# [Ausgangstext]
^^^^^^^^^^^^^^^^

03.07.2020 | Deutschland Bundestag beschließt Gutscheinlösung: Das gilt jetzt für Pauschalreisende

Coronabedingt mussten dieses Jahr viele Pauschalreisen abgesagt werden. Der Bundestag hat jetzt rechtliche Weichen für die Rückzahlung des gezahlten Geldes beschlossen.

Foto: Eurokinissi/Eurokinissi via ZUMA Wire/dpa

Reiseveranstalter, die ihren Kunden wegen einer coronabedingt geplatzten Pauschalreise Geld zurückzahlen müssen, dürfen diesen als Alternative einen Gutschein anbieten. Das hat der Bundestag in einem Gesetzentwurf beschlossen.

Geld zurück oder Gutschein

Reisende dürfen dann also entscheiden ob sie ihr Geld zurückhaben wollen oder einem Gutschein zustimmen. Ursprünglich war eine Gutscheinpflicht geplant, um den angeschlagenen Reiseveranstaltern in der Corona-Krise vor Insolvenzen zu bewahren. Verbraucher, die ihre Pauschalreise vor dem 8. März gebucht haben, können aber freiwillig einen Gutschein wählen, dessen Wert auch dann staatlich abgesichert ist, wenn Anbieter Pleite gehen.

^^^^^^^^^^^^^^^^

# [Aufgaben]
1. Vor welchem Datum müssen Verbraucher laut dem Artikel über die Gutscheinlösung ihre Pauschalreise gebucht haben, damit sie freiwillig einen staatlich abgesicherten Gutschein wählen können?
2. Führe den Artikel über die Gutscheinlösung für Pauschalreisende ab seinem letzten Satz weiter.

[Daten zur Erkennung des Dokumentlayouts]
^^^^^^^^^^^^^^^^

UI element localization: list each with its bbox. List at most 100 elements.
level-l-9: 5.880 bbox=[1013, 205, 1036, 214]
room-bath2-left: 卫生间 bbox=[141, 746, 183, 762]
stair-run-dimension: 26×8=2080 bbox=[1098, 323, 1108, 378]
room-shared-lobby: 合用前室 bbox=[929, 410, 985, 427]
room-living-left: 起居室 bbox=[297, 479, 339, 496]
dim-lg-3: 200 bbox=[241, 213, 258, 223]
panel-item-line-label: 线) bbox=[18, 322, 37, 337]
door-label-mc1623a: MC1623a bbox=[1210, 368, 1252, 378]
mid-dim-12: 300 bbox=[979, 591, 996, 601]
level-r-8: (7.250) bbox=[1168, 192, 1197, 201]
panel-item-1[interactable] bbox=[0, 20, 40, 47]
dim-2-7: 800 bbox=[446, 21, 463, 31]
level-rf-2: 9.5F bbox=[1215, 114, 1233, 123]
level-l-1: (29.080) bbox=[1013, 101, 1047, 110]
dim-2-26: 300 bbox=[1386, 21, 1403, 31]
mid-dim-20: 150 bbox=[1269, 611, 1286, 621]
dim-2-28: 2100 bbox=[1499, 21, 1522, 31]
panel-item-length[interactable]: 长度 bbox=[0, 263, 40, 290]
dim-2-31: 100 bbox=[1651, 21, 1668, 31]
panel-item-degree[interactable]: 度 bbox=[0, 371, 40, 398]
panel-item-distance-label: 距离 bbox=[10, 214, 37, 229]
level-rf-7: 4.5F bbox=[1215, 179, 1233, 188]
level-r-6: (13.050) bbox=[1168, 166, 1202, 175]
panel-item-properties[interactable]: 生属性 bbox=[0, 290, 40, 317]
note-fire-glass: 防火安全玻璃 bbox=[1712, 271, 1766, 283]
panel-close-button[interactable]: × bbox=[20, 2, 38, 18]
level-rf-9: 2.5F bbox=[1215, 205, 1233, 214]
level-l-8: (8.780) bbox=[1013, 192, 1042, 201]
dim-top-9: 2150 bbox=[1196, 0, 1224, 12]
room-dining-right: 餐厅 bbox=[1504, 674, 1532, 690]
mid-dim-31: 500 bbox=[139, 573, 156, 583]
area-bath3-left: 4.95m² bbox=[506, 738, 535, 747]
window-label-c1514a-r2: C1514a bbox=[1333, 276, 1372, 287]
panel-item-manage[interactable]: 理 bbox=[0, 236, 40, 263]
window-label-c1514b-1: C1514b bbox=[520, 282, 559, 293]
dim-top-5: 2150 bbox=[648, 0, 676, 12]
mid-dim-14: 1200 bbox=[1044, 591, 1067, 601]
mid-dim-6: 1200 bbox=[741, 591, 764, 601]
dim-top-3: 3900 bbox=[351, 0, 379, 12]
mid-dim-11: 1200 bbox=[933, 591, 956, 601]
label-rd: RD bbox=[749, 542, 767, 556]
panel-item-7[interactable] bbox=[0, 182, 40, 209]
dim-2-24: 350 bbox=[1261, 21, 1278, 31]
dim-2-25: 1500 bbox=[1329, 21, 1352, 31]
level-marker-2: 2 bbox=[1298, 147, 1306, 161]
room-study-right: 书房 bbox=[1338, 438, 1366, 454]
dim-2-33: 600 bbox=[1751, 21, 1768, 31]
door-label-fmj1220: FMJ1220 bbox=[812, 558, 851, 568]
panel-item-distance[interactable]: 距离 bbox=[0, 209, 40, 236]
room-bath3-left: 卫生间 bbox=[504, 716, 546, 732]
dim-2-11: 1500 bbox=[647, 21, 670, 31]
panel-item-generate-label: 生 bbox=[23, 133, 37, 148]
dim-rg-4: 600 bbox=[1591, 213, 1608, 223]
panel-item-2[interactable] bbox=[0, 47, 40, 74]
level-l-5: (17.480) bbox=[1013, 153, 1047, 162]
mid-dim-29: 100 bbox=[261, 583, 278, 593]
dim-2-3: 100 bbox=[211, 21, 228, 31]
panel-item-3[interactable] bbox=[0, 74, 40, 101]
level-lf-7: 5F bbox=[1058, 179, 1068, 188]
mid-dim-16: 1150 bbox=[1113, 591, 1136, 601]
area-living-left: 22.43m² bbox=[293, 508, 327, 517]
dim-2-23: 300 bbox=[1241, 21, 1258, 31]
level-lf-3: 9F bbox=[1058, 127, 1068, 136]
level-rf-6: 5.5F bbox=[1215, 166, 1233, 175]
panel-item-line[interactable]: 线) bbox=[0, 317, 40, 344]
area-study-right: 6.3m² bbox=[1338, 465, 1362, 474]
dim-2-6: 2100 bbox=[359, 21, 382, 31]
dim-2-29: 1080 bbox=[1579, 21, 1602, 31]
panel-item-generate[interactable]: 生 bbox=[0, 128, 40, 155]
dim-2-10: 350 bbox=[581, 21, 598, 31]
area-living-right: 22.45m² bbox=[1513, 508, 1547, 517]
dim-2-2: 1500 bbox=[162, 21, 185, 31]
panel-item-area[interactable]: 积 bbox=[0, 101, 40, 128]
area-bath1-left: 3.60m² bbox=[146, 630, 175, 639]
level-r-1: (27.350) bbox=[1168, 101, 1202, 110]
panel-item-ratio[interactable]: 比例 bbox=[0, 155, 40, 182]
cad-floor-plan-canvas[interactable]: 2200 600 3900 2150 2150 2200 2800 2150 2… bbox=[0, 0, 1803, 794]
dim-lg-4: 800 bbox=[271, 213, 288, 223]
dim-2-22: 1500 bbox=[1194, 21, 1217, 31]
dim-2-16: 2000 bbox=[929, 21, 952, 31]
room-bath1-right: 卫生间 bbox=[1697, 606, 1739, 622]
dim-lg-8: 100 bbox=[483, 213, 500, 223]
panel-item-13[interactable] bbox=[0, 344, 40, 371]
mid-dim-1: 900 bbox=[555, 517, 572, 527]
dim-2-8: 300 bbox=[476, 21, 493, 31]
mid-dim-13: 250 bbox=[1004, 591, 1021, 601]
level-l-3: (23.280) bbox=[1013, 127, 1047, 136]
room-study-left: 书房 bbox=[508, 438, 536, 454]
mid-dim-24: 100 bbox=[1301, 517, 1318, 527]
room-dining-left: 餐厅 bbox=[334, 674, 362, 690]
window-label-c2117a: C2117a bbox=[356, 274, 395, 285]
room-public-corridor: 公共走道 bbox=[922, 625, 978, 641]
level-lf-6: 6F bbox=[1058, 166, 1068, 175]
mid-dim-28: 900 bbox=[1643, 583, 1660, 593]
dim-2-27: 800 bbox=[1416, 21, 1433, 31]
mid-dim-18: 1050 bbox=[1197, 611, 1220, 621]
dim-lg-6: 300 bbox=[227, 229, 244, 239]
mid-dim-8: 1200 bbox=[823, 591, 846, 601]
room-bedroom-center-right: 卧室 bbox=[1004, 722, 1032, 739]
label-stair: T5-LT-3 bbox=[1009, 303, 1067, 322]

^^^^^^^^^^^^^^^^

# [Lösungen]
1. Vor dem 8. März.

2.
Der Verbraucherzentrale-Bundesverband sieht die Gutscheinlösung  kritisch. "Die Bereitschaft von Verbraucherinnen und Verbrauchern, Gutscheine zu akzeptieren, wird durch die Debatte gesunken sein", sagte der Chef des Verbraucherzentrale-Bundesverbands, Klaus Müller. "Gutscheine seien nicht nachhaltig und verschieben lediglich das Liquiditätsproblem der Unternehmen nur auf einen späteren Zeitpunkt", so Müller.